Your task is to print every entry below exactly as given.

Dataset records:
_____

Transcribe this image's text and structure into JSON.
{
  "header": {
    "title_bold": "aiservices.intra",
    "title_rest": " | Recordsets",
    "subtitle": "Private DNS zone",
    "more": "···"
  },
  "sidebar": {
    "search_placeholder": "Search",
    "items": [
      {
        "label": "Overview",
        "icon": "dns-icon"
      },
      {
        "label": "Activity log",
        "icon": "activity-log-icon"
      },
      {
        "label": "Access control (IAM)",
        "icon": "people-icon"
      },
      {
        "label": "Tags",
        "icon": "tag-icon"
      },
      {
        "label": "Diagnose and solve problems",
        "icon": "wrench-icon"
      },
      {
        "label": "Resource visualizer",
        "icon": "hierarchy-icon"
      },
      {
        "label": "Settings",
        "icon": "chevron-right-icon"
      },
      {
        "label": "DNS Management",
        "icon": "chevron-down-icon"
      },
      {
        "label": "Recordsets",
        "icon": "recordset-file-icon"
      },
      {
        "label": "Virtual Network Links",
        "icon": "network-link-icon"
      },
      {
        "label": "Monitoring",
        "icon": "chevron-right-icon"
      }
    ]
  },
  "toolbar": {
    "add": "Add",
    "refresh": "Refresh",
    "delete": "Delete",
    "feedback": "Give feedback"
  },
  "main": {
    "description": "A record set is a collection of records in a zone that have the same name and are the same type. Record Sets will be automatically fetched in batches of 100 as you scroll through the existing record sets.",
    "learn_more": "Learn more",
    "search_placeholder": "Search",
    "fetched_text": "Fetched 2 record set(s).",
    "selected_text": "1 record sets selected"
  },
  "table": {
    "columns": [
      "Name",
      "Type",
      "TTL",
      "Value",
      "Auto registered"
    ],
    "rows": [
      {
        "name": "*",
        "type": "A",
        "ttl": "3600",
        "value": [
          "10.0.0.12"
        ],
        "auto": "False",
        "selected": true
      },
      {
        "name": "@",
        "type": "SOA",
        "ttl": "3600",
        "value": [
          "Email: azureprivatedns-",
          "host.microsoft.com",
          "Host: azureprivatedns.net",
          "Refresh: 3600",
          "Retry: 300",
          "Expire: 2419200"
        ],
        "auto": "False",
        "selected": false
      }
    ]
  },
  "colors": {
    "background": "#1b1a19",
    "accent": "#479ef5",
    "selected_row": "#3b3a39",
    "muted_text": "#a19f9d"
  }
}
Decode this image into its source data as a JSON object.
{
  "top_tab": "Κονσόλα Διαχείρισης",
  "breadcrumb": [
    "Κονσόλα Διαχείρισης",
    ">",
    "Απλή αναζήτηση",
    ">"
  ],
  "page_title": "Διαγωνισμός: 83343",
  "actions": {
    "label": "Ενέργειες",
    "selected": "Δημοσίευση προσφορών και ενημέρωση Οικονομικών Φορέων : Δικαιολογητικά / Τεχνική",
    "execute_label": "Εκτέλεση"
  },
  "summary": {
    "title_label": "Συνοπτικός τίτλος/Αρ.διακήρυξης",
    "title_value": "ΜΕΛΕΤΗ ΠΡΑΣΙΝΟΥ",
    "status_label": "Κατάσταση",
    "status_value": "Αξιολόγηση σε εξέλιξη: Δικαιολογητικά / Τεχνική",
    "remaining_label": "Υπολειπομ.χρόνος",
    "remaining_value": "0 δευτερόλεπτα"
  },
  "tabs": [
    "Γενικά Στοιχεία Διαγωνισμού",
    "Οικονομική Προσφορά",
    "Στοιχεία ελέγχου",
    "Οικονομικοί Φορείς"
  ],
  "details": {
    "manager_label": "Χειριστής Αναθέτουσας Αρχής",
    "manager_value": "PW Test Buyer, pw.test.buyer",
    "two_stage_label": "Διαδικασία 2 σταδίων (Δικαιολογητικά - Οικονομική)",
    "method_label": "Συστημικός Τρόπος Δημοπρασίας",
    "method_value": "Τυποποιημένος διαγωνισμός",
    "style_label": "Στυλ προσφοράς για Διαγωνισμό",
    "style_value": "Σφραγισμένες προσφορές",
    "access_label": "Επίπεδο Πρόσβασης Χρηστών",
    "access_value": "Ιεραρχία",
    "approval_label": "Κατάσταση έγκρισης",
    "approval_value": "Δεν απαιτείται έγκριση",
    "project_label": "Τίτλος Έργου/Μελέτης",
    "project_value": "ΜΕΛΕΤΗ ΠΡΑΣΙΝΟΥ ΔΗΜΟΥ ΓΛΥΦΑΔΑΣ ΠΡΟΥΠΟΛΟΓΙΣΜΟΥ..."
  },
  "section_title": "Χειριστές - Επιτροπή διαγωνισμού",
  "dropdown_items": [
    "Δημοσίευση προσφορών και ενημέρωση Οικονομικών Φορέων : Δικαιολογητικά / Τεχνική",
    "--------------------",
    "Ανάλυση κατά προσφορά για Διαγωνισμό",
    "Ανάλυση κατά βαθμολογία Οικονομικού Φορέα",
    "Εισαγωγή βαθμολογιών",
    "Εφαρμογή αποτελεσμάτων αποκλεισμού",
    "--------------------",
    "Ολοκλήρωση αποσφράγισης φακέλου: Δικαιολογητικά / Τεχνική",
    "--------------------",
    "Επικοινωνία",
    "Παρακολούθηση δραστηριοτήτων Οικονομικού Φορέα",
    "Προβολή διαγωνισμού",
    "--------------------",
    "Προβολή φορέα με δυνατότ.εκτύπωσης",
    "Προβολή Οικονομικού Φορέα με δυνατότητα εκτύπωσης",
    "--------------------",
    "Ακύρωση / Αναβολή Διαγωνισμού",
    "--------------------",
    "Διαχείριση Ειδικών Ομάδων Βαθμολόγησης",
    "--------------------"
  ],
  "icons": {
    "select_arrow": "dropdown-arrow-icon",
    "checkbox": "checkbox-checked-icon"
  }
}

_____

• The response:
Transcribe this image's text and structure into JSON.
{
  "header": {
    "title_bold": "aiservices.intra",
    "title_rest": " | Recordsets",
    "subtitle": "Private DNS zone",
    "more": "···"
  },
  "sidebar": {
    "search_placeholder": "Search",
    "items": [
      {
        "label": "Overview",
        "icon": "dns-icon"
      },
      {
        "label": "Activity log",
        "icon": "activity-log-icon"
      },
      {
        "label": "Access control (IAM)",
        "icon": "people-icon"
      },
      {
        "label": "Tags",
        "icon": "tag-icon"
      },
      {
        "label": "Diagnose and solve problems",
        "icon": "wrench-icon"
      },
      {
        "label": "Resource visualizer",
        "icon": "hierarchy-icon"
      },
      {
        "label": "Settings",
        "icon": "chevron-right-icon"
      },
      {
        "label": "DNS Management",
        "icon": "chevron-down-icon"
      },
      {
        "label": "Recordsets",
        "icon": "recordset-file-icon"
      },
      {
        "label": "Virtual Network Links",
        "icon": "network-link-icon"
      },
      {
        "label": "Monitoring",
        "icon": "chevron-right-icon"
      }
    ]
  },
  "toolbar": {
    "add": "Add",
    "refresh": "Refresh",
    "delete": "Delete",
    "feedback": "Give feedback"
  },
  "main": {
    "description": "A record set is a collection of records in a zone that have the same name and are the same type. Record Sets will be automatically fetched in batches of 100 as you scroll through the existing record sets.",
    "learn_more": "Learn more",
    "search_placeholder": "Search",
    "fetched_text": "Fetched 2 record set(s).",
    "selected_text": "1 record sets selected"
  },
  "table": {
    "columns": [
      "Name",
      "Type",
      "TTL",
      "Value",
      "Auto registered"
    ],
    "rows": [
      {
        "name": "*",
        "type": "A",
        "ttl": "3600",
        "value": [
          "10.0.0.12"
        ],
        "auto": "False",
        "selected": true
      },
      {
        "name": "@",
        "type": "SOA",
        "ttl": "3600",
        "value": [
          "Email: azureprivatedns-",
          "host.microsoft.com",
          "Host: azureprivatedns.net",
          "Refresh: 3600",
          "Retry: 300",
          "Expire: 2419200"
        ],
        "auto": "False",
        "selected": false
      }
    ]
  },
  "colors": {
    "background": "#1b1a19",
    "accent": "#479ef5",
    "selected_row": "#3b3a39",
    "muted_text": "#a19f9d"
  }
}
Decode this image into its source data as a JSON object.
{
  "top_tab": "Κονσόλα Διαχείρισης",
  "breadcrumb": [
    "Κονσόλα Διαχείρισης",
    ">",
    "Απλή αναζήτηση",
    ">"
  ],
  "page_title": "Διαγωνισμός: 83343",
  "actions": {
    "label": "Ενέργειες",
    "selected": "Δημοσίευση προσφορών και ενημέρωση Οικονομικών Φορέων : Δικαιολογητικά / Τεχνική",
    "execute_label": "Εκτέλεση"
  },
  "summary": {
    "title_label": "Συνοπτικός τίτλος/Αρ.διακήρυξης",
    "title_value": "ΜΕΛΕΤΗ ΠΡΑΣΙΝΟΥ",
    "status_label": "Κατάσταση",
    "status_value": "Αξιολόγηση σε εξέλιξη: Δικαιολογητικά / Τεχνική",
    "remaining_label": "Υπολειπομ.χρόνος",
    "remaining_value": "0 δευτερόλεπτα"
  },
  "tabs": [
    "Γενικά Στοιχεία Διαγωνισμού",
    "Οικονομική Προσφορά",
    "Στοιχεία ελέγχου",
    "Οικονομικοί Φορείς"
  ],
  "details": {
    "manager_label": "Χειριστής Αναθέτουσας Αρχής",
    "manager_value": "PW Test Buyer, pw.test.buyer",
    "two_stage_label": "Διαδικασία 2 σταδίων (Δικαιολογητικά - Οικονομική)",
    "method_label": "Συστημικός Τρόπος Δημοπρασίας",
    "method_value": "Τυποποιημένος διαγωνισμός",
    "style_label": "Στυλ προσφοράς για Διαγωνισμό",
    "style_value": "Σφραγισμένες προσφορές",
    "access_label": "Επίπεδο Πρόσβασης Χρηστών",
    "access_value": "Ιεραρχία",
    "approval_label": "Κατάσταση έγκρισης",
    "approval_value": "Δεν απαιτείται έγκριση",
    "project_label": "Τίτλος Έργου/Μελέτης",
    "project_value": "ΜΕΛΕΤΗ ΠΡΑΣΙΝΟΥ ΔΗΜΟΥ ΓΛΥΦΑΔΑΣ ΠΡΟΥΠΟΛΟΓΙΣΜΟΥ..."
  },
  "section_title": "Χειριστές - Επιτροπή διαγωνισμού",
  "dropdown_items": [
    "Δημοσίευση προσφορών και ενημέρωση Οικονομικών Φορέων : Δικαιολογητικά / Τεχνική",
    "--------------------",
    "Ανάλυση κατά προσφορά για Διαγωνισμό",
    "Ανάλυση κατά βαθμολογία Οικονομικού Φορέα",
    "Εισαγωγή βαθμολογιών",
    "Εφαρμογή αποτελεσμάτων αποκλεισμού",
    "--------------------",
    "Ολοκλήρωση αποσφράγισης φακέλου: Δικαιολογητικά / Τεχνική",
    "--------------------",
    "Επικοινωνία",
    "Παρακολούθηση δραστηριοτήτων Οικονομικού Φορέα",
    "Προβολή διαγωνισμού",
    "--------------------",
    "Προβολή φορέα με δυνατότ.εκτύπωσης",
    "Προβολή Οικονομικού Φορέα με δυνατότητα εκτύπωσης",
    "--------------------",
    "Ακύρωση / Αναβολή Διαγωνισμού",
    "--------------------",
    "Διαχείριση Ειδικών Ομάδων Βαθμολόγησης",
    "--------------------"
  ],
  "icons": {
    "select_arrow": "dropdown-arrow-icon",
    "checkbox": "checkbox-checked-icon"
  }
}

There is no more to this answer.